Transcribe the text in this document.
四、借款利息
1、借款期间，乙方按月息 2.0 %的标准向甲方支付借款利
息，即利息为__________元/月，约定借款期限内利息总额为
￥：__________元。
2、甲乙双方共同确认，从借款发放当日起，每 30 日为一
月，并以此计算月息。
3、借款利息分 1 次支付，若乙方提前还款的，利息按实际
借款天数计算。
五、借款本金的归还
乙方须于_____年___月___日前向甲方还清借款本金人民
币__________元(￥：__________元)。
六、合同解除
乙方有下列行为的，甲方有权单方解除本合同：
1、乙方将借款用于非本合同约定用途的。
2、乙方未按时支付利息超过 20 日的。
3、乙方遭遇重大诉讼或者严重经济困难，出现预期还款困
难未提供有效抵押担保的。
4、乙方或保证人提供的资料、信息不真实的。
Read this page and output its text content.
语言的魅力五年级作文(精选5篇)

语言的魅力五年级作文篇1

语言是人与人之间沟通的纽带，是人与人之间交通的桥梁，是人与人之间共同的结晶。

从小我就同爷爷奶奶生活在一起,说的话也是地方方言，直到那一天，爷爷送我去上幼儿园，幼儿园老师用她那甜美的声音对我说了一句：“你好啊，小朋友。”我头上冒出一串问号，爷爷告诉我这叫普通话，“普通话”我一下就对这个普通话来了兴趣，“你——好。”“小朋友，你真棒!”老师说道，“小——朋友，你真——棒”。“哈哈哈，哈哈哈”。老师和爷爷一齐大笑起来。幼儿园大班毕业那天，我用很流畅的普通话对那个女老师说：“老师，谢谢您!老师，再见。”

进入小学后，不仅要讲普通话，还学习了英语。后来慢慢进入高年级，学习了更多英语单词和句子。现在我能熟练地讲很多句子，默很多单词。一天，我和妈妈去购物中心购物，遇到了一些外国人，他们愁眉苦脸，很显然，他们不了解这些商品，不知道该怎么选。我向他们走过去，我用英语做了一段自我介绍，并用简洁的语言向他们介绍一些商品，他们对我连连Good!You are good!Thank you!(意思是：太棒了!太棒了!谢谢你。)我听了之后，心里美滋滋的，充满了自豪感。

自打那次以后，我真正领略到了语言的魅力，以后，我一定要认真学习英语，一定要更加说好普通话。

--- --- ---

▶ _Short task_
Repeat the listing exactly, from its first line to its last.

▶ _Output for this exercise_
Transcribe the text in this document.
四、借款利息
1、借款期间，乙方按月息 2.0 %的标准向甲方支付借款利
息，即利息为__________元/月，约定借款期限内利息总额为
￥：__________元。
2、甲乙双方共同确认，从借款发放当日起，每 30 日为一
月，并以此计算月息。
3、借款利息分 1 次支付，若乙方提前还款的，利息按实际
借款天数计算。
五、借款本金的归还
乙方须于_____年___月___日前向甲方还清借款本金人民
币__________元(￥：__________元)。
六、合同解除
乙方有下列行为的，甲方有权单方解除本合同：
1、乙方将借款用于非本合同约定用途的。
2、乙方未按时支付利息超过 20 日的。
3、乙方遭遇重大诉讼或者严重经济困难，出现预期还款困
难未提供有效抵押担保的。
4、乙方或保证人提供的资料、信息不真实的。
Read this page and output its text content.
语言的魅力五年级作文(精选5篇)

语言的魅力五年级作文篇1

语言是人与人之间沟通的纽带，是人与人之间交通的桥梁，是人与人之间共同的结晶。

从小我就同爷爷奶奶生活在一起,说的话也是地方方言，直到那一天，爷爷送我去上幼儿园，幼儿园老师用她那甜美的声音对我说了一句：“你好啊，小朋友。”我头上冒出一串问号，爷爷告诉我这叫普通话，“普通话”我一下就对这个普通话来了兴趣，“你——好。”“小朋友，你真棒!”老师说道，“小——朋友，你真——棒”。“哈哈哈，哈哈哈”。老师和爷爷一齐大笑起来。幼儿园大班毕业那天，我用很流畅的普通话对那个女老师说：“老师，谢谢您!老师，再见。”

进入小学后，不仅要讲普通话，还学习了英语。后来慢慢进入高年级，学习了更多英语单词和句子。现在我能熟练地讲很多句子，默很多单词。一天，我和妈妈去购物中心购物，遇到了一些外国人，他们愁眉苦脸，很显然，他们不了解这些商品，不知道该怎么选。我向他们走过去，我用英语做了一段自我介绍，并用简洁的语言向他们介绍一些商品，他们对我连连Good!You are good!Thank you!(意思是：太棒了!太棒了!谢谢你。)我听了之后，心里美滋滋的，充满了自豪感。

自打那次以后，我真正领略到了语言的魅力，以后，我一定要认真学习英语，一定要更加说好普通话。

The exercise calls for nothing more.